Output all the data exactly. Pictures do not belong in the copy.

START Listed records

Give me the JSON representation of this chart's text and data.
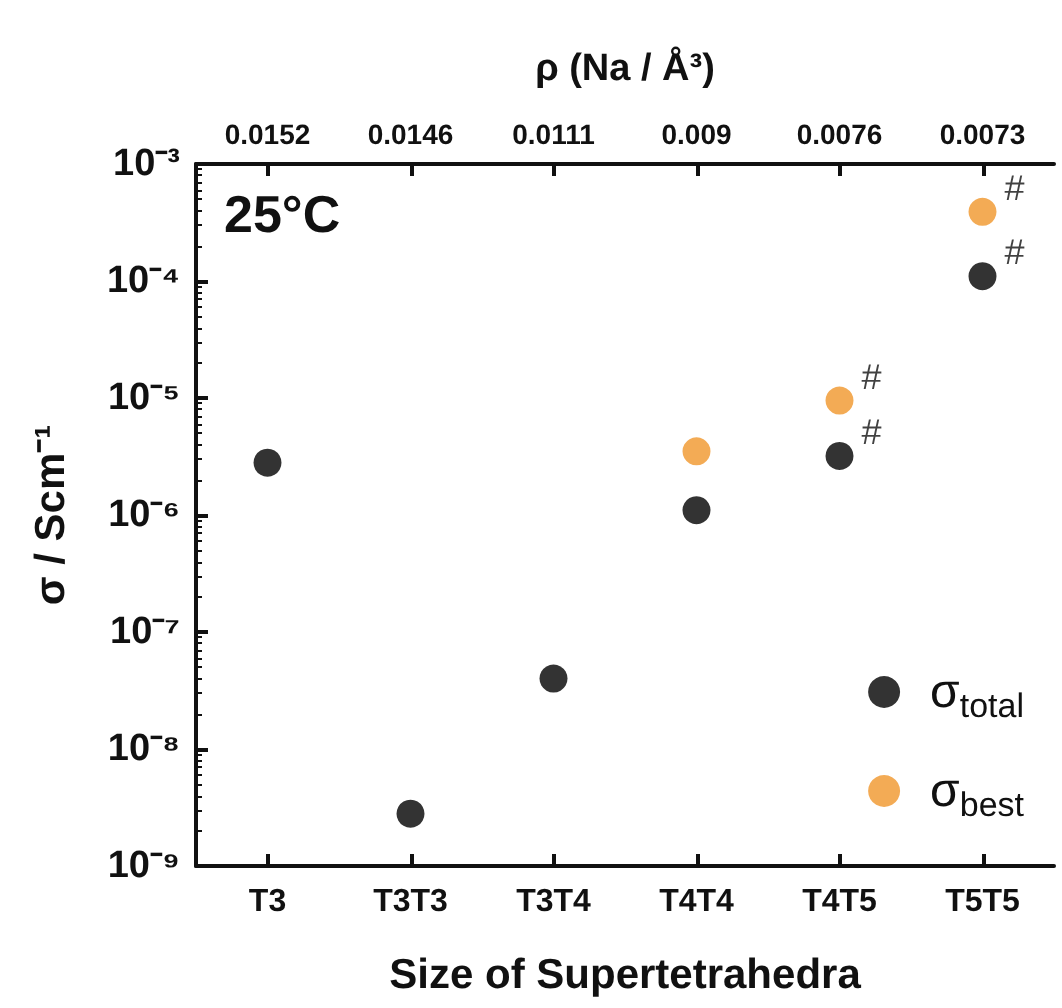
{
  "chart_data": {
    "type": "scatter",
    "xlabel": "Size of Supertetrahedra",
    "ylabel": "σ / Scm⁻¹",
    "x2label": "ρ (Na / Å³)",
    "categories": [
      "T3",
      "T3T3",
      "T3T4",
      "T4T4",
      "T4T5",
      "T5T5"
    ],
    "series": [
      {
        "name": "σ$_{total}$",
        "color": "#000000",
        "values": [
          2.8e-06,
          2.8e-09,
          4e-08,
          1.1e-06,
          3.2e-06,
          0.00011
        ]
      },
      {
        "name": "σ$_{best}$",
        "color": "#f0962a",
        "values": [
          null,
          null,
          null,
          3.5e-06,
          9.5e-06,
          0.00039
        ]
      }
    ],
    "log": "y",
    "ylim": [
      1e-09,
      0.001
    ],
    "yticks": [
      {
        "value": 1e-09,
        "label": "10⁻⁹"
      },
      {
        "value": 1e-08,
        "label": "10⁻⁸"
      },
      {
        "value": 1e-07,
        "label": "10⁻⁷"
      },
      {
        "value": 1e-06,
        "label": "10⁻⁶"
      },
      {
        "value": 1e-05,
        "label": "10⁻⁵"
      },
      {
        "value": 0.0001,
        "label": "10⁻⁴"
      },
      {
        "value": 0.001,
        "label": "10⁻³"
      }
    ],
    "annotations": [
      "25°C",
      {
        "text": "0.0152",
        "x": "T3"
      },
      {
        "text": "0.0146",
        "x": "T3T3"
      },
      {
        "text": "0.0111",
        "x": "T3T4"
      },
      {
        "text": "0.009",
        "x": "T4T4"
      },
      {
        "text": "0.0076",
        "x": "T4T5"
      },
      {
        "text": "0.0073",
        "x": "T5T5"
      },
      {
        "text": "#",
        "x": "T5T5",
        "y": 0.00039
      },
      {
        "text": "#",
        "x": "T5T5",
        "y": 0.00011
      },
      {
        "text": "#",
        "x": "T4T5",
        "y": 9.5e-06
      },
      {
        "text": "#",
        "x": "T4T5",
        "y": 3.2e-06
      }
    ],
    "marker": "circle",
    "grid": false,
    "legend": "bottom right"
  }
}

END Listed records

• _Output for this task_
Give me the JSON representation of this chart's text and data.
{
  "chart_data": {
    "type": "scatter",
    "xlabel": "Size of Supertetrahedra",
    "ylabel": "σ / Scm⁻¹",
    "x2label": "ρ (Na / Å³)",
    "categories": [
      "T3",
      "T3T3",
      "T3T4",
      "T4T4",
      "T4T5",
      "T5T5"
    ],
    "series": [
      {
        "name": "σ$_{total}$",
        "color": "#000000",
        "values": [
          2.8e-06,
          2.8e-09,
          4e-08,
          1.1e-06,
          3.2e-06,
          0.00011
        ]
      },
      {
        "name": "σ$_{best}$",
        "color": "#f0962a",
        "values": [
          null,
          null,
          null,
          3.5e-06,
          9.5e-06,
          0.00039
        ]
      }
    ],
    "log": "y",
    "ylim": [
      1e-09,
      0.001
    ],
    "yticks": [
      {
        "value": 1e-09,
        "label": "10⁻⁹"
      },
      {
        "value": 1e-08,
        "label": "10⁻⁸"
      },
      {
        "value": 1e-07,
        "label": "10⁻⁷"
      },
      {
        "value": 1e-06,
        "label": "10⁻⁶"
      },
      {
        "value": 1e-05,
        "label": "10⁻⁵"
      },
      {
        "value": 0.0001,
        "label": "10⁻⁴"
      },
      {
        "value": 0.001,
        "label": "10⁻³"
      }
    ],
    "annotations": [
      "25°C",
      {
        "text": "0.0152",
        "x": "T3"
      },
      {
        "text": "0.0146",
        "x": "T3T3"
      },
      {
        "text": "0.0111",
        "x": "T3T4"
      },
      {
        "text": "0.009",
        "x": "T4T4"
      },
      {
        "text": "0.0076",
        "x": "T4T5"
      },
      {
        "text": "0.0073",
        "x": "T5T5"
      },
      {
        "text": "#",
        "x": "T5T5",
        "y": 0.00039
      },
      {
        "text": "#",
        "x": "T5T5",
        "y": 0.00011
      },
      {
        "text": "#",
        "x": "T4T5",
        "y": 9.5e-06
      },
      {
        "text": "#",
        "x": "T4T5",
        "y": 3.2e-06
      }
    ],
    "marker": "circle",
    "grid": false,
    "legend": "bottom right"
  }
}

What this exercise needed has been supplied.